The request: Count how many lines of the material contain the string "this", then give that number and nothing more.

╭──

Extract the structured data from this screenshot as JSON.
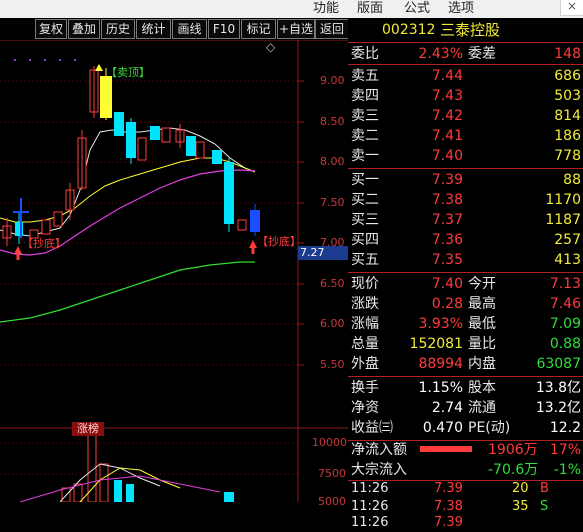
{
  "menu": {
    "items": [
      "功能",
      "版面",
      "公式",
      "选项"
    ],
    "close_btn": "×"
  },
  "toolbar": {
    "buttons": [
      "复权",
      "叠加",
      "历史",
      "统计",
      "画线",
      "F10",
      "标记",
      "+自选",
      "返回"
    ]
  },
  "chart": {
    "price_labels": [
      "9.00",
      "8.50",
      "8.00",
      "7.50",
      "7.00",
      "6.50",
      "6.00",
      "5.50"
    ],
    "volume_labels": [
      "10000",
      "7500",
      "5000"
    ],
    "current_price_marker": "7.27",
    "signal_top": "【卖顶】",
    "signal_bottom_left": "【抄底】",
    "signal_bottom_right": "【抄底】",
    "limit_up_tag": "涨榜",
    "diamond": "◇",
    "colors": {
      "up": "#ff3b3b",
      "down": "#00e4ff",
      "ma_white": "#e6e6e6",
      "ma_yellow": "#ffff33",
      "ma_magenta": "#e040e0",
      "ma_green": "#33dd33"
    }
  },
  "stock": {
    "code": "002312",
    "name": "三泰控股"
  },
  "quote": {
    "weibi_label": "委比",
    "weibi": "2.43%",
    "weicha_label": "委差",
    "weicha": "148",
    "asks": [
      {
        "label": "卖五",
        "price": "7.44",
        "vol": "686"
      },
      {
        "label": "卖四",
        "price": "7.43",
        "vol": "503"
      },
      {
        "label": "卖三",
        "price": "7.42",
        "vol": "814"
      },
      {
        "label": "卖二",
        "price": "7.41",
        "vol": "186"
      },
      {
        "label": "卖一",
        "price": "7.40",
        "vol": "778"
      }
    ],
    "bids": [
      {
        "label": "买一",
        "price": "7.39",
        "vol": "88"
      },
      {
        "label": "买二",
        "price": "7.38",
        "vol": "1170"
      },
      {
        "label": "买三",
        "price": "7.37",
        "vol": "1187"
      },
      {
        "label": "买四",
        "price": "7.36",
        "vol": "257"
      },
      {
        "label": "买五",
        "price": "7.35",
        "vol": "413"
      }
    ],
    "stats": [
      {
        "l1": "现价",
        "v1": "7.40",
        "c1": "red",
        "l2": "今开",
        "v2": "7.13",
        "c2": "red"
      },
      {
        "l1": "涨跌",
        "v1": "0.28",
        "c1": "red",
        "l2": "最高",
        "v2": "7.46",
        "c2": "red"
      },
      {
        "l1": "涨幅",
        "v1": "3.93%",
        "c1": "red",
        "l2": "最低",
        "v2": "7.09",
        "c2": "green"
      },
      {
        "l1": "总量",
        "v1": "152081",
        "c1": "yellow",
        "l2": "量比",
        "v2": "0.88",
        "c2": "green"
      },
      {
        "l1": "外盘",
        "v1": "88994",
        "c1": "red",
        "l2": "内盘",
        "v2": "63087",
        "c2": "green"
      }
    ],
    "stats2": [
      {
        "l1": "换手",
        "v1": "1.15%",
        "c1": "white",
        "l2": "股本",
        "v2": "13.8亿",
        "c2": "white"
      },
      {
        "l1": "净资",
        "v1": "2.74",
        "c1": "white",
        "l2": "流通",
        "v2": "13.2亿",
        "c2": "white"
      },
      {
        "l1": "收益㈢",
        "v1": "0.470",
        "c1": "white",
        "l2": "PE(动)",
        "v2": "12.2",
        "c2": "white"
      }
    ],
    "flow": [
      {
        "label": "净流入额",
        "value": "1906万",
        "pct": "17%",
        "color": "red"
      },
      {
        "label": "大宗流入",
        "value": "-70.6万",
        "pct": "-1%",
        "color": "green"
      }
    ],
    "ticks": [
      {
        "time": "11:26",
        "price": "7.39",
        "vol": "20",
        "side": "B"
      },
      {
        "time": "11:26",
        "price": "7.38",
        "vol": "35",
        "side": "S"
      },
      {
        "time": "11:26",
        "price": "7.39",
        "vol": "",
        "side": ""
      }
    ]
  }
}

╰──
╭──

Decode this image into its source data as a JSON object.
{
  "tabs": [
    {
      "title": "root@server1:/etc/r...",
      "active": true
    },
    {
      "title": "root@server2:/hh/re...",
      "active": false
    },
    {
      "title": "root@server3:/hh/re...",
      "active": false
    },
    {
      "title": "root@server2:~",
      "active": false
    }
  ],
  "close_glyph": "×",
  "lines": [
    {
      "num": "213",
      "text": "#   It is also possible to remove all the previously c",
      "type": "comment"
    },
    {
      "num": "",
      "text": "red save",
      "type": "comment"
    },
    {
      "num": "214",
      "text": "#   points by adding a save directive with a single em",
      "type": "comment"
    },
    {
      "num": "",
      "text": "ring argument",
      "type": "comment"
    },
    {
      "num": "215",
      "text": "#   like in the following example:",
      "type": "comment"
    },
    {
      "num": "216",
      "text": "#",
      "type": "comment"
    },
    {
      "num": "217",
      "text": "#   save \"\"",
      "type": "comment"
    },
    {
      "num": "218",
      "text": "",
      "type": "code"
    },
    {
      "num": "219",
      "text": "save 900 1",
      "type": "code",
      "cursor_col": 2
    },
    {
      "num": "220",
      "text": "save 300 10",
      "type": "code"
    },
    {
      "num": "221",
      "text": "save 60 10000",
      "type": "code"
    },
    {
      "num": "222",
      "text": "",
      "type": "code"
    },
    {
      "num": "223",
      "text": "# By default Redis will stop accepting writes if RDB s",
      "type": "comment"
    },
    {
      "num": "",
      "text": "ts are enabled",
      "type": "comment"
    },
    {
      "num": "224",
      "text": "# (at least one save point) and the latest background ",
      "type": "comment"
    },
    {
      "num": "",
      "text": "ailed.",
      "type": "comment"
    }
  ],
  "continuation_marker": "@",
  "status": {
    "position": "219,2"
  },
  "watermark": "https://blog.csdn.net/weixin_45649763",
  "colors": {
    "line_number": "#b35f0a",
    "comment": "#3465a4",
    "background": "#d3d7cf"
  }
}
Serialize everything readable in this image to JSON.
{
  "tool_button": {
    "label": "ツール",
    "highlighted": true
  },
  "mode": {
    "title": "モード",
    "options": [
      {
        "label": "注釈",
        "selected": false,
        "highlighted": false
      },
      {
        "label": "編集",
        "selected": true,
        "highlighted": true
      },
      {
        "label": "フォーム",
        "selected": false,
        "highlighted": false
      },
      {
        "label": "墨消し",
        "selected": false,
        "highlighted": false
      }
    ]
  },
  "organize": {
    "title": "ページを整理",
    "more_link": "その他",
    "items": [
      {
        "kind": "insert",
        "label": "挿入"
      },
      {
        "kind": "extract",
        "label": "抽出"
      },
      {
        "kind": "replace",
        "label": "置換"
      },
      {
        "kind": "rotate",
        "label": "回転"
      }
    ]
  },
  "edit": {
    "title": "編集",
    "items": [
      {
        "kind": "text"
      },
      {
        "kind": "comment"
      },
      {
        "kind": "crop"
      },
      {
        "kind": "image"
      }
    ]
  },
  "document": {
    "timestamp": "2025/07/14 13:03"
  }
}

╰──

Completed exercise: 3